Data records

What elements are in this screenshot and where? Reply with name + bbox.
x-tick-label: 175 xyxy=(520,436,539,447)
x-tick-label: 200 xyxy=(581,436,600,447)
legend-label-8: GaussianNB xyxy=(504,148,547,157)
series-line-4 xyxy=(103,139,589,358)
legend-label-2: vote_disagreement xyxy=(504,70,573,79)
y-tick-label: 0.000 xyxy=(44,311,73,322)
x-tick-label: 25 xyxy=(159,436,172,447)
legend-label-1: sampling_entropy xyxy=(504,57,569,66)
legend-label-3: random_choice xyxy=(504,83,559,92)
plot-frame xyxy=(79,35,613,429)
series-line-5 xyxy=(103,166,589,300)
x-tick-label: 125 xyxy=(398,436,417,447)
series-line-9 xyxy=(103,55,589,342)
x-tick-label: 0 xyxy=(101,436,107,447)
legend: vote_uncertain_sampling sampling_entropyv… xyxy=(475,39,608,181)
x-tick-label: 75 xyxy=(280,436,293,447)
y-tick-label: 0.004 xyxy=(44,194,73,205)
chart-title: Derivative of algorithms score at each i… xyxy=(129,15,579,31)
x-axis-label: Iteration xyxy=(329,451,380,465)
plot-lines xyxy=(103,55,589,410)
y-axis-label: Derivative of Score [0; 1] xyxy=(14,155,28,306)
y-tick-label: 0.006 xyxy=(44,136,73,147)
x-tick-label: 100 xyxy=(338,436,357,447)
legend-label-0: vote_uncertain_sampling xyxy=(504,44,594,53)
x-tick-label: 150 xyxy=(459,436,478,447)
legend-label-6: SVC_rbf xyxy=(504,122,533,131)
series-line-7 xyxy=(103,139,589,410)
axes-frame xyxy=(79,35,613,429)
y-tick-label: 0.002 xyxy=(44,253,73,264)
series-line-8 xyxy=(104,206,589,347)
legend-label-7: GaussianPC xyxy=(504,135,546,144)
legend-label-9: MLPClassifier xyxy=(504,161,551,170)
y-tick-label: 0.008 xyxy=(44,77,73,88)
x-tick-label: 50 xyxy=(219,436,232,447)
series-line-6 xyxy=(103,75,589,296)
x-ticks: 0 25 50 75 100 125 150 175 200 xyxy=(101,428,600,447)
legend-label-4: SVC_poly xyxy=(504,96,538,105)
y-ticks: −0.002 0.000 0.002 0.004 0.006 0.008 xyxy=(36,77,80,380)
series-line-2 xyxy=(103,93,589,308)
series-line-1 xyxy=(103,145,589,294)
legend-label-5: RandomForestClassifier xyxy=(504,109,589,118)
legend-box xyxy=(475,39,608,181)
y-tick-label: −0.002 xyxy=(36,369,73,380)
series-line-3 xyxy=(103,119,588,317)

▶ What the exercise asks: Please retype every line of the data records above without changing anything.

▶ Worked answer:
What elements are in this screenshot and where? Reply with name + bbox.
x-tick-label: 175 xyxy=(520,436,539,447)
x-tick-label: 200 xyxy=(581,436,600,447)
legend-label-8: GaussianNB xyxy=(504,148,547,157)
series-line-4 xyxy=(103,139,589,358)
legend-label-2: vote_disagreement xyxy=(504,70,573,79)
y-tick-label: 0.000 xyxy=(44,311,73,322)
x-tick-label: 25 xyxy=(159,436,172,447)
legend-label-1: sampling_entropy xyxy=(504,57,569,66)
legend-label-3: random_choice xyxy=(504,83,559,92)
plot-frame xyxy=(79,35,613,429)
series-line-5 xyxy=(103,166,589,300)
x-tick-label: 125 xyxy=(398,436,417,447)
series-line-9 xyxy=(103,55,589,342)
x-tick-label: 0 xyxy=(101,436,107,447)
legend: vote_uncertain_sampling sampling_entropyv… xyxy=(475,39,608,181)
x-tick-label: 75 xyxy=(280,436,293,447)
y-tick-label: 0.004 xyxy=(44,194,73,205)
chart-title: Derivative of algorithms score at each i… xyxy=(129,15,579,31)
x-axis-label: Iteration xyxy=(329,451,380,465)
plot-lines xyxy=(103,55,589,410)
y-axis-label: Derivative of Score [0; 1] xyxy=(14,155,28,306)
y-tick-label: 0.006 xyxy=(44,136,73,147)
x-tick-label: 100 xyxy=(338,436,357,447)
legend-label-0: vote_uncertain_sampling xyxy=(504,44,594,53)
x-tick-label: 150 xyxy=(459,436,478,447)
legend-label-6: SVC_rbf xyxy=(504,122,533,131)
series-line-7 xyxy=(103,139,589,410)
axes-frame xyxy=(79,35,613,429)
y-tick-label: 0.002 xyxy=(44,253,73,264)
series-line-8 xyxy=(104,206,589,347)
legend-label-7: GaussianPC xyxy=(504,135,546,144)
legend-label-9: MLPClassifier xyxy=(504,161,551,170)
y-tick-label: 0.008 xyxy=(44,77,73,88)
x-tick-label: 50 xyxy=(219,436,232,447)
series-line-6 xyxy=(103,75,589,296)
x-ticks: 0 25 50 75 100 125 150 175 200 xyxy=(101,428,600,447)
legend-label-4: SVC_poly xyxy=(504,96,538,105)
y-ticks: −0.002 0.000 0.002 0.004 0.006 0.008 xyxy=(36,77,80,380)
series-line-2 xyxy=(103,93,589,308)
series-line-1 xyxy=(103,145,589,294)
legend-label-5: RandomForestClassifier xyxy=(504,109,589,118)
legend-box xyxy=(475,39,608,181)
y-tick-label: −0.002 xyxy=(36,369,73,380)
series-line-3 xyxy=(103,119,588,317)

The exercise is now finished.